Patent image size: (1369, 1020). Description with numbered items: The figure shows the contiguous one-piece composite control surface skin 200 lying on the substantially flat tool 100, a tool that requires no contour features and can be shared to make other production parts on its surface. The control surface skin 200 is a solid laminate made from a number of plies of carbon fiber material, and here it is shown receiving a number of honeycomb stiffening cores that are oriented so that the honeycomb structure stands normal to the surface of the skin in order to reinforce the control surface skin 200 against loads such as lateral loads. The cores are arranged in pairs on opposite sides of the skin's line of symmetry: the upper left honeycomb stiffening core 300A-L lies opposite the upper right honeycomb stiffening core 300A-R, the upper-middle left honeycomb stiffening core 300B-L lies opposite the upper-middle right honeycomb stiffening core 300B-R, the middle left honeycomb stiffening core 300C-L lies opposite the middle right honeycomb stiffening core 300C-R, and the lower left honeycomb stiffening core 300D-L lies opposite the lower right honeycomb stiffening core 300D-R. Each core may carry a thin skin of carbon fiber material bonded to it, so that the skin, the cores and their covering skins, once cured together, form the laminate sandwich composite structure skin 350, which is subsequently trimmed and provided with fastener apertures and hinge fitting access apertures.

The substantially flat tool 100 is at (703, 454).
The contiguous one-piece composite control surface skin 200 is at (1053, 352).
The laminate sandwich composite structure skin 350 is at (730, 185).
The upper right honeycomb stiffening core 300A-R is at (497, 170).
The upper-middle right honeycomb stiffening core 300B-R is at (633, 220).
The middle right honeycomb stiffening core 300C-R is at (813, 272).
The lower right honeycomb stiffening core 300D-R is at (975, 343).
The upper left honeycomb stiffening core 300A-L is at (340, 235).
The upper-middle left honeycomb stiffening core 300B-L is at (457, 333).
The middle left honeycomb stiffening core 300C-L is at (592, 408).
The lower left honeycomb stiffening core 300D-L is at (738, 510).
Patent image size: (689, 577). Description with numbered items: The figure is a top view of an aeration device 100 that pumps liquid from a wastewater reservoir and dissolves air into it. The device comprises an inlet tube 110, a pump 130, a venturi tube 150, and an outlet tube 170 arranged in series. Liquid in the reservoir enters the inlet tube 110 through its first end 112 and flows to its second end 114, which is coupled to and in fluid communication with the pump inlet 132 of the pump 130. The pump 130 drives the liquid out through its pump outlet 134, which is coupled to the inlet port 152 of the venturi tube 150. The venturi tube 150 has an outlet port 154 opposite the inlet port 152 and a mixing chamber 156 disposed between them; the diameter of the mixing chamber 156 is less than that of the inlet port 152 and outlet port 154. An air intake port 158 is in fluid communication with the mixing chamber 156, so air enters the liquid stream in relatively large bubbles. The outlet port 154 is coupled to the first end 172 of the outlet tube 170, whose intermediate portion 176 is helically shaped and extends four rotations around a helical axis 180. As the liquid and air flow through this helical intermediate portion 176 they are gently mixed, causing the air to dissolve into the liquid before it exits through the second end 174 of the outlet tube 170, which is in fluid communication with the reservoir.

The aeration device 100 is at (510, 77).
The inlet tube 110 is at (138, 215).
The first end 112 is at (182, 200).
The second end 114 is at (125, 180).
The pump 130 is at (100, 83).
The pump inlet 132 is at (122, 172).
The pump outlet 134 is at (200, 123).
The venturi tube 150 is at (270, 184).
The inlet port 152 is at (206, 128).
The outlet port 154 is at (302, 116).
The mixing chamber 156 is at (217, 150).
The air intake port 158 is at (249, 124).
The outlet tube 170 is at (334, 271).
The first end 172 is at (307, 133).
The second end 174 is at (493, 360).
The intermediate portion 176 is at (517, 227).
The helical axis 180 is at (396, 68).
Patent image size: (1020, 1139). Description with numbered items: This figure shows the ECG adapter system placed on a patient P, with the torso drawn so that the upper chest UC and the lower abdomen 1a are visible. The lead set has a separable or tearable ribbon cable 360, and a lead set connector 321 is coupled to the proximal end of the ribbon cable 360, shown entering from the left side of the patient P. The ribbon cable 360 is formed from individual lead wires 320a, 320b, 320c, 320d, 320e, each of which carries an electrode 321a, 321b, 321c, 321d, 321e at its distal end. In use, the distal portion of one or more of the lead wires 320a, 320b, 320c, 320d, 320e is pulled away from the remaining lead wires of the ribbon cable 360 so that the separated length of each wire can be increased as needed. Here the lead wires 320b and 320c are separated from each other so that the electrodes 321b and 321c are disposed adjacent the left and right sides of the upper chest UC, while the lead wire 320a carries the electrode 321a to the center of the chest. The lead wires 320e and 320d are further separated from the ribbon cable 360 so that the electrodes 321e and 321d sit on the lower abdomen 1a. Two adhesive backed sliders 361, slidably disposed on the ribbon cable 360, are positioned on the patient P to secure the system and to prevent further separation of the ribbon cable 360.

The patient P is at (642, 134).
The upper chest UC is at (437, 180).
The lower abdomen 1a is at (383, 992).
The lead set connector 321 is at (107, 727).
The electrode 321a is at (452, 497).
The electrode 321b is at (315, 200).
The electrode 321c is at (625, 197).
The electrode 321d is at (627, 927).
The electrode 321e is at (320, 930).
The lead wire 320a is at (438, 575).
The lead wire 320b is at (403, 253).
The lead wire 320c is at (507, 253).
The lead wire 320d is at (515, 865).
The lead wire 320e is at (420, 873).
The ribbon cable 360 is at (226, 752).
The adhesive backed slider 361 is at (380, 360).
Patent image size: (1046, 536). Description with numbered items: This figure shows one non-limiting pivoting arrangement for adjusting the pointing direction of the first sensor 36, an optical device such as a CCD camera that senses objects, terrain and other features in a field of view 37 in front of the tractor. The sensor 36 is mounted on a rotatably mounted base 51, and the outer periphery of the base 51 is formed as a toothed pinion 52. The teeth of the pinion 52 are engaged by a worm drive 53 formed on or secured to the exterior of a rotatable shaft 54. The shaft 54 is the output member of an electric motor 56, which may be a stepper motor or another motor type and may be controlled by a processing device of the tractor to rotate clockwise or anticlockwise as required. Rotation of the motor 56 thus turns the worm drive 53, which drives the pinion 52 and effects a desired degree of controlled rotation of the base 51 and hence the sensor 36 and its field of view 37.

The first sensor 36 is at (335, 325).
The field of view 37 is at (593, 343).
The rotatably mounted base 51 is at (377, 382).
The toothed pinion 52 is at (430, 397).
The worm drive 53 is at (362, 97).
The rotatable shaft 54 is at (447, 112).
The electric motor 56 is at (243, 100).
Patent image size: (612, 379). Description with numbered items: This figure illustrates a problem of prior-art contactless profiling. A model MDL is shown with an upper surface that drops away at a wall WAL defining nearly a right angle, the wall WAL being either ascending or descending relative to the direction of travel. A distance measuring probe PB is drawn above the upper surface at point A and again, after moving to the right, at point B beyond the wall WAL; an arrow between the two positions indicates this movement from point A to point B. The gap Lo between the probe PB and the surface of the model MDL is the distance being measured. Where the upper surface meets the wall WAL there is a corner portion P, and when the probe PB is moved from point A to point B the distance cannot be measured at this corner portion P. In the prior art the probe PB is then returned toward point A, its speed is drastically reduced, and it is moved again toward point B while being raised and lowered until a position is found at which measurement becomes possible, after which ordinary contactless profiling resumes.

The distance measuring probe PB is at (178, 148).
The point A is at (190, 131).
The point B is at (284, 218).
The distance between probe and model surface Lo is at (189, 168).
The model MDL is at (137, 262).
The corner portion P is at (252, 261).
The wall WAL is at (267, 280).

———

## Set exercise
Copy every row above word for word, with nothing added or changed.

## Reply
Patent image size: (1369, 1020). Description with numbered items: The figure shows the contiguous one-piece composite control surface skin 200 lying on the substantially flat tool 100, a tool that requires no contour features and can be shared to make other production parts on its surface. The control surface skin 200 is a solid laminate made from a number of plies of carbon fiber material, and here it is shown receiving a number of honeycomb stiffening cores that are oriented so that the honeycomb structure stands normal to the surface of the skin in order to reinforce the control surface skin 200 against loads such as lateral loads. The cores are arranged in pairs on opposite sides of the skin's line of symmetry: the upper left honeycomb stiffening core 300A-L lies opposite the upper right honeycomb stiffening core 300A-R, the upper-middle left honeycomb stiffening core 300B-L lies opposite the upper-middle right honeycomb stiffening core 300B-R, the middle left honeycomb stiffening core 300C-L lies opposite the middle right honeycomb stiffening core 300C-R, and the lower left honeycomb stiffening core 300D-L lies opposite the lower right honeycomb stiffening core 300D-R. Each core may carry a thin skin of carbon fiber material bonded to it, so that the skin, the cores and their covering skins, once cured together, form the laminate sandwich composite structure skin 350, which is subsequently trimmed and provided with fastener apertures and hinge fitting access apertures.

The substantially flat tool 100 is at (703, 454).
The contiguous one-piece composite control surface skin 200 is at (1053, 352).
The laminate sandwich composite structure skin 350 is at (730, 185).
The upper right honeycomb stiffening core 300A-R is at (497, 170).
The upper-middle right honeycomb stiffening core 300B-R is at (633, 220).
The middle right honeycomb stiffening core 300C-R is at (813, 272).
The lower right honeycomb stiffening core 300D-R is at (975, 343).
The upper left honeycomb stiffening core 300A-L is at (340, 235).
The upper-middle left honeycomb stiffening core 300B-L is at (457, 333).
The middle left honeycomb stiffening core 300C-L is at (592, 408).
The lower left honeycomb stiffening core 300D-L is at (738, 510).
Patent image size: (689, 577). Description with numbered items: The figure is a top view of an aeration device 100 that pumps liquid from a wastewater reservoir and dissolves air into it. The device comprises an inlet tube 110, a pump 130, a venturi tube 150, and an outlet tube 170 arranged in series. Liquid in the reservoir enters the inlet tube 110 through its first end 112 and flows to its second end 114, which is coupled to and in fluid communication with the pump inlet 132 of the pump 130. The pump 130 drives the liquid out through its pump outlet 134, which is coupled to the inlet port 152 of the venturi tube 150. The venturi tube 150 has an outlet port 154 opposite the inlet port 152 and a mixing chamber 156 disposed between them; the diameter of the mixing chamber 156 is less than that of the inlet port 152 and outlet port 154. An air intake port 158 is in fluid communication with the mixing chamber 156, so air enters the liquid stream in relatively large bubbles. The outlet port 154 is coupled to the first end 172 of the outlet tube 170, whose intermediate portion 176 is helically shaped and extends four rotations around a helical axis 180. As the liquid and air flow through this helical intermediate portion 176 they are gently mixed, causing the air to dissolve into the liquid before it exits through the second end 174 of the outlet tube 170, which is in fluid communication with the reservoir.

The aeration device 100 is at (510, 77).
The inlet tube 110 is at (138, 215).
The first end 112 is at (182, 200).
The second end 114 is at (125, 180).
The pump 130 is at (100, 83).
The pump inlet 132 is at (122, 172).
The pump outlet 134 is at (200, 123).
The venturi tube 150 is at (270, 184).
The inlet port 152 is at (206, 128).
The outlet port 154 is at (302, 116).
The mixing chamber 156 is at (217, 150).
The air intake port 158 is at (249, 124).
The outlet tube 170 is at (334, 271).
The first end 172 is at (307, 133).
The second end 174 is at (493, 360).
The intermediate portion 176 is at (517, 227).
The helical axis 180 is at (396, 68).
Patent image size: (1020, 1139). Description with numbered items: This figure shows the ECG adapter system placed on a patient P, with the torso drawn so that the upper chest UC and the lower abdomen 1a are visible. The lead set has a separable or tearable ribbon cable 360, and a lead set connector 321 is coupled to the proximal end of the ribbon cable 360, shown entering from the left side of the patient P. The ribbon cable 360 is formed from individual lead wires 320a, 320b, 320c, 320d, 320e, each of which carries an electrode 321a, 321b, 321c, 321d, 321e at its distal end. In use, the distal portion of one or more of the lead wires 320a, 320b, 320c, 320d, 320e is pulled away from the remaining lead wires of the ribbon cable 360 so that the separated length of each wire can be increased as needed. Here the lead wires 320b and 320c are separated from each other so that the electrodes 321b and 321c are disposed adjacent the left and right sides of the upper chest UC, while the lead wire 320a carries the electrode 321a to the center of the chest. The lead wires 320e and 320d are further separated from the ribbon cable 360 so that the electrodes 321e and 321d sit on the lower abdomen 1a. Two adhesive backed sliders 361, slidably disposed on the ribbon cable 360, are positioned on the patient P to secure the system and to prevent further separation of the ribbon cable 360.

The patient P is at (642, 134).
The upper chest UC is at (437, 180).
The lower abdomen 1a is at (383, 992).
The lead set connector 321 is at (107, 727).
The electrode 321a is at (452, 497).
The electrode 321b is at (315, 200).
The electrode 321c is at (625, 197).
The electrode 321d is at (627, 927).
The electrode 321e is at (320, 930).
The lead wire 320a is at (438, 575).
The lead wire 320b is at (403, 253).
The lead wire 320c is at (507, 253).
The lead wire 320d is at (515, 865).
The lead wire 320e is at (420, 873).
The ribbon cable 360 is at (226, 752).
The adhesive backed slider 361 is at (380, 360).
Patent image size: (1046, 536). Description with numbered items: This figure shows one non-limiting pivoting arrangement for adjusting the pointing direction of the first sensor 36, an optical device such as a CCD camera that senses objects, terrain and other features in a field of view 37 in front of the tractor. The sensor 36 is mounted on a rotatably mounted base 51, and the outer periphery of the base 51 is formed as a toothed pinion 52. The teeth of the pinion 52 are engaged by a worm drive 53 formed on or secured to the exterior of a rotatable shaft 54. The shaft 54 is the output member of an electric motor 56, which may be a stepper motor or another motor type and may be controlled by a processing device of the tractor to rotate clockwise or anticlockwise as required. Rotation of the motor 56 thus turns the worm drive 53, which drives the pinion 52 and effects a desired degree of controlled rotation of the base 51 and hence the sensor 36 and its field of view 37.

The first sensor 36 is at (335, 325).
The field of view 37 is at (593, 343).
The rotatably mounted base 51 is at (377, 382).
The toothed pinion 52 is at (430, 397).
The worm drive 53 is at (362, 97).
The rotatable shaft 54 is at (447, 112).
The electric motor 56 is at (243, 100).
Patent image size: (612, 379). Description with numbered items: This figure illustrates a problem of prior-art contactless profiling. A model MDL is shown with an upper surface that drops away at a wall WAL defining nearly a right angle, the wall WAL being either ascending or descending relative to the direction of travel. A distance measuring probe PB is drawn above the upper surface at point A and again, after moving to the right, at point B beyond the wall WAL; an arrow between the two positions indicates this movement from point A to point B. The gap Lo between the probe PB and the surface of the model MDL is the distance being measured. Where the upper surface meets the wall WAL there is a corner portion P, and when the probe PB is moved from point A to point B the distance cannot be measured at this corner portion P. In the prior art the probe PB is then returned toward point A, its speed is drastically reduced, and it is moved again toward point B while being raised and lowered until a position is found at which measurement becomes possible, after which ordinary contactless profiling resumes.

The distance measuring probe PB is at (178, 148).
The point A is at (190, 131).
The point B is at (284, 218).
The distance between probe and model surface Lo is at (189, 168).
The model MDL is at (137, 262).
The corner portion P is at (252, 261).
The wall WAL is at (267, 280).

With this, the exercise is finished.